* YOUR OBJECTIVE *
Check each line for the word "MediaSIG" and give how many have it. Say nothing else.

********************

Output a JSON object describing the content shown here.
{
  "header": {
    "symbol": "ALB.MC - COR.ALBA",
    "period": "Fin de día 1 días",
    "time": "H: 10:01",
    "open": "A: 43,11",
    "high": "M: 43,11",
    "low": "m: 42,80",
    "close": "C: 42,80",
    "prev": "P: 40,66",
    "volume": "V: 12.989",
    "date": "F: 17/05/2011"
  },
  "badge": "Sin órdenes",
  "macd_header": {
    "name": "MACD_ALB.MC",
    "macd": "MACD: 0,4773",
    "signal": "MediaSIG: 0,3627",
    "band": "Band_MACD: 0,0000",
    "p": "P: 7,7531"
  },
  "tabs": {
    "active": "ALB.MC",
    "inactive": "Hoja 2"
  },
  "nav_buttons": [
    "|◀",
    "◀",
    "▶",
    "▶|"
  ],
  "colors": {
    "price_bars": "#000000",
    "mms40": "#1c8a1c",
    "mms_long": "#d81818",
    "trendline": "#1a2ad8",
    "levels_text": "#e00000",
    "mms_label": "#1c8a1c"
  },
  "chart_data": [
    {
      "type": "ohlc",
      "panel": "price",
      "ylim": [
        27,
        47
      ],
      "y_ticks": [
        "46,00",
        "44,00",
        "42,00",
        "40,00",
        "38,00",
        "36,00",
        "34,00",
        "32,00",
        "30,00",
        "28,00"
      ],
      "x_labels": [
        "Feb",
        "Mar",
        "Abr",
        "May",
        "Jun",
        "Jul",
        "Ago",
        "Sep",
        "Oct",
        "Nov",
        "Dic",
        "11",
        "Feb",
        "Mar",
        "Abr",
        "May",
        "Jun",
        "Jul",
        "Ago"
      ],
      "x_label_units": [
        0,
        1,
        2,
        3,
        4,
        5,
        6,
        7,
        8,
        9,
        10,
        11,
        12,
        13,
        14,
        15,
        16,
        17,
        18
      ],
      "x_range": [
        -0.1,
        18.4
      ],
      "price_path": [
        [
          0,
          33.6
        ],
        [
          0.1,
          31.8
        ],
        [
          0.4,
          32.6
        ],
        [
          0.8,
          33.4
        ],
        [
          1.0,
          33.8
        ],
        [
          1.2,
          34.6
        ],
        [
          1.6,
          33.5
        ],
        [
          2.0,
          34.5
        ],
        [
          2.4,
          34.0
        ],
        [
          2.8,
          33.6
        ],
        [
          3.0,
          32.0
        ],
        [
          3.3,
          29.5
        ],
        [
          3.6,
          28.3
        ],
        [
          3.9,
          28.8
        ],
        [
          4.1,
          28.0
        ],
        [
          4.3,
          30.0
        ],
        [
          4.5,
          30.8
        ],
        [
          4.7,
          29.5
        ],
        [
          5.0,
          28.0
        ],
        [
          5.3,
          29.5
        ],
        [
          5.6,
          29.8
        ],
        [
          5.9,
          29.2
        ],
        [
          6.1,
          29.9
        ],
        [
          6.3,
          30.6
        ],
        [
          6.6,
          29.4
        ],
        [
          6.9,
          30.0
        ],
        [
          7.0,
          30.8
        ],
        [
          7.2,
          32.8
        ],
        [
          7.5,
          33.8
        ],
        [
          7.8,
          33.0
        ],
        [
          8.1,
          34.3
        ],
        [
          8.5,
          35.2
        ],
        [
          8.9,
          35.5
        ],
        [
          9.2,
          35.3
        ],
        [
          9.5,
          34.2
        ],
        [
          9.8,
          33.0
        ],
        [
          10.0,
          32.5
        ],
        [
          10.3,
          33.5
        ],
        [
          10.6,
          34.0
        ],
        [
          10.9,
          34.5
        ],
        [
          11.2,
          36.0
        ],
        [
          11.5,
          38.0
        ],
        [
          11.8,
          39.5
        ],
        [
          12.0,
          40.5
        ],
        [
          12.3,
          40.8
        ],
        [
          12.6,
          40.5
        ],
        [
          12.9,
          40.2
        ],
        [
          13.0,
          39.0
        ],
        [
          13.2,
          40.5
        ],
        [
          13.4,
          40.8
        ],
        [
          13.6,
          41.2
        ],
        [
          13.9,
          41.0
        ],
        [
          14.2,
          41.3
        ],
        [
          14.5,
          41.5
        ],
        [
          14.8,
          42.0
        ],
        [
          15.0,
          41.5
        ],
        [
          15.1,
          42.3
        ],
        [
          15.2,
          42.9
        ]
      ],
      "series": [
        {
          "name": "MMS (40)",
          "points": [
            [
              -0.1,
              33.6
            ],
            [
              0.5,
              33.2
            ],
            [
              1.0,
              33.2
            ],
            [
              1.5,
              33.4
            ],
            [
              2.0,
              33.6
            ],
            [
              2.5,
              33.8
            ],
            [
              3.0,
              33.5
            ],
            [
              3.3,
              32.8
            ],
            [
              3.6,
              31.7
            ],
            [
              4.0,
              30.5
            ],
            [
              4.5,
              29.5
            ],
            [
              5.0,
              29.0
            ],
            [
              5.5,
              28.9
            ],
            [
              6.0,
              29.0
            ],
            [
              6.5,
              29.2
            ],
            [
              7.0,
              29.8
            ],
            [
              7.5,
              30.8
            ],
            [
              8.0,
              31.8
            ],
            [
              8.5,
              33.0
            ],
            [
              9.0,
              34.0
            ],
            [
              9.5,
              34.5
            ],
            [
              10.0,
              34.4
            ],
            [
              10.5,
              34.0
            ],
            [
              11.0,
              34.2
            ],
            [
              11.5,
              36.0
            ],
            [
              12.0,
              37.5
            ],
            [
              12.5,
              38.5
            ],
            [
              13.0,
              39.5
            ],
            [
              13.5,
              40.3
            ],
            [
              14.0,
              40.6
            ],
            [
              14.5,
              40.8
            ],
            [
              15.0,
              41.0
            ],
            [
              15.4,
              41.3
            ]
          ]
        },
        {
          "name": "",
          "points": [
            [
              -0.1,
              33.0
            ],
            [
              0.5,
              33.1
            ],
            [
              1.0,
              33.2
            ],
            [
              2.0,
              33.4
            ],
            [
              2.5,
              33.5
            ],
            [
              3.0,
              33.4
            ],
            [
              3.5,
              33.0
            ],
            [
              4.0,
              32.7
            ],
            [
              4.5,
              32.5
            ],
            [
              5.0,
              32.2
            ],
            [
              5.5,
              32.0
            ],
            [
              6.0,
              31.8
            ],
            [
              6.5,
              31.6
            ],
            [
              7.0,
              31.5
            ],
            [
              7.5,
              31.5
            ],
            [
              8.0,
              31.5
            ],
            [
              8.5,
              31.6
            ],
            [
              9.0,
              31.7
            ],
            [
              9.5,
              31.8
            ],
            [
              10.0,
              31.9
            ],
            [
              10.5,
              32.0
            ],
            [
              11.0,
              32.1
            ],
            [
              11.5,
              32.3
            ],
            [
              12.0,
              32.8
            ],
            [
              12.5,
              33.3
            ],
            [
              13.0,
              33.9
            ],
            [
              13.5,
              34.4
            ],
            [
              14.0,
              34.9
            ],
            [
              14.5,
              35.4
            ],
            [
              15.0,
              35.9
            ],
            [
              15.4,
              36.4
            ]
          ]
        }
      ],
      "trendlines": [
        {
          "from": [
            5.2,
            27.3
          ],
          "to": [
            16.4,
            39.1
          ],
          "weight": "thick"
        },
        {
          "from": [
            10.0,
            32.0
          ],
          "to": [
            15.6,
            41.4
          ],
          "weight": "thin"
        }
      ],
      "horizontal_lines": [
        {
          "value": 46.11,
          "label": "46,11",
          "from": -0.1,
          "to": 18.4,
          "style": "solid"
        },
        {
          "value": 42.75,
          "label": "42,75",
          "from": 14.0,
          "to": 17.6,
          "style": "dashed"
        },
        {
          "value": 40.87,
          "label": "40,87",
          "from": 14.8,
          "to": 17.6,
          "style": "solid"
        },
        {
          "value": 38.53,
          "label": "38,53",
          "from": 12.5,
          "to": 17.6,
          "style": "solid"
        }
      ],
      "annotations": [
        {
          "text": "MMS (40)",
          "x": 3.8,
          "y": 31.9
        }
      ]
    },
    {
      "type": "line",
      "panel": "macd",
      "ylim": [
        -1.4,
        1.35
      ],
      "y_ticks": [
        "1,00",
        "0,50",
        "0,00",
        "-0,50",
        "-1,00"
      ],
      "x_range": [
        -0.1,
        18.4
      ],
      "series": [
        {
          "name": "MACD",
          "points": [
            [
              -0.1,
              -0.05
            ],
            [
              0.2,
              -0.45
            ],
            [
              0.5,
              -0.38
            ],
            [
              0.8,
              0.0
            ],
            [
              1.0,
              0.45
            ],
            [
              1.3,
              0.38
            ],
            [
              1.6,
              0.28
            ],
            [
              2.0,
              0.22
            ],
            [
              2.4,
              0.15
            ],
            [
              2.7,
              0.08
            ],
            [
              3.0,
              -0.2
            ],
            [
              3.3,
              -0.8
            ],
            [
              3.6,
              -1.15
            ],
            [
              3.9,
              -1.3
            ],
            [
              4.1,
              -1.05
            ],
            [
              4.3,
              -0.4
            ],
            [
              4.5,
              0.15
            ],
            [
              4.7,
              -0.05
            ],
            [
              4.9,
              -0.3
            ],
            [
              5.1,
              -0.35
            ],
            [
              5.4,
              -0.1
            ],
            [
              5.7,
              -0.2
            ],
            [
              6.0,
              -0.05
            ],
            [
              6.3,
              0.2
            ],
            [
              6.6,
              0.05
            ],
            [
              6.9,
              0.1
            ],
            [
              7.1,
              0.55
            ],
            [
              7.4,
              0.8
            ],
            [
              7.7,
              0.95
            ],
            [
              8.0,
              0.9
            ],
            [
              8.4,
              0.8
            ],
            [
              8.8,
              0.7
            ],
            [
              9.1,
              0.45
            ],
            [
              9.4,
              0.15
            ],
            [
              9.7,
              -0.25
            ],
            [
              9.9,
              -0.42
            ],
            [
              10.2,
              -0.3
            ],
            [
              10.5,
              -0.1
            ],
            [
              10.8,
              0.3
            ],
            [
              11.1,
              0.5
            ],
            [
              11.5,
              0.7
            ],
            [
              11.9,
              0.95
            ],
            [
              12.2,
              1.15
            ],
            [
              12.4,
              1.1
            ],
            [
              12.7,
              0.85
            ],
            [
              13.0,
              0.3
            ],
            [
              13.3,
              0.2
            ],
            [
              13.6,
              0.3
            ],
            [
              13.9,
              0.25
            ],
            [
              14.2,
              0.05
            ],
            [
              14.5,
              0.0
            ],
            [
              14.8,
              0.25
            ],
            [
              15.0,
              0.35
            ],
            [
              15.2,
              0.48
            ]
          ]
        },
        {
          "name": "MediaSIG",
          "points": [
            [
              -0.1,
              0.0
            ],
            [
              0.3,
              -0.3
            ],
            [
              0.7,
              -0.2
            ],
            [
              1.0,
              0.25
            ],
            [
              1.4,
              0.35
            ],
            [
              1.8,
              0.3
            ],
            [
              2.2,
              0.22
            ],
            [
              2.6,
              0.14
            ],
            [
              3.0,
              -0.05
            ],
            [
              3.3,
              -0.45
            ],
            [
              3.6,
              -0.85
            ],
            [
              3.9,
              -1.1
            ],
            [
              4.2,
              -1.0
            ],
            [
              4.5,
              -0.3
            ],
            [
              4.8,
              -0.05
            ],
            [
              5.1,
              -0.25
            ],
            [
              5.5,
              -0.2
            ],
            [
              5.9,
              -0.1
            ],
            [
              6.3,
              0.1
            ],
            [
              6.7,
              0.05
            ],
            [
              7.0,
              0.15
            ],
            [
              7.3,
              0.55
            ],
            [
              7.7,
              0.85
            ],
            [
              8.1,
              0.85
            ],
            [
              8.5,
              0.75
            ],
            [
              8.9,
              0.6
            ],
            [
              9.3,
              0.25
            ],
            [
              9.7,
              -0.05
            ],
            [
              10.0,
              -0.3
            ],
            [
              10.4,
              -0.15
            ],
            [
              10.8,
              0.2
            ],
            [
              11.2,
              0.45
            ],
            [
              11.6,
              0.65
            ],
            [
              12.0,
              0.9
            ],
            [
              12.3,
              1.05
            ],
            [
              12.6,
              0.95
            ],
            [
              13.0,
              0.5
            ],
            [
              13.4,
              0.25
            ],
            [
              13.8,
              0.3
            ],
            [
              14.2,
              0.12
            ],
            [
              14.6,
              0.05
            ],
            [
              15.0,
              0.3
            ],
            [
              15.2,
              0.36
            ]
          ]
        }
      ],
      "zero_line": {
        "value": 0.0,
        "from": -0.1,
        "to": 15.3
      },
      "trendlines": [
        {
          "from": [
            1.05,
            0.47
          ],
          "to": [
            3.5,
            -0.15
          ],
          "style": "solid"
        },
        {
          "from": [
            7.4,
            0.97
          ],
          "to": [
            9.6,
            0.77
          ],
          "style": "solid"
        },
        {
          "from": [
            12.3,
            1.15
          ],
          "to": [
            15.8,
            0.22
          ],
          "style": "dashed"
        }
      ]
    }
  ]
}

********************

* THE OUTPUT *
2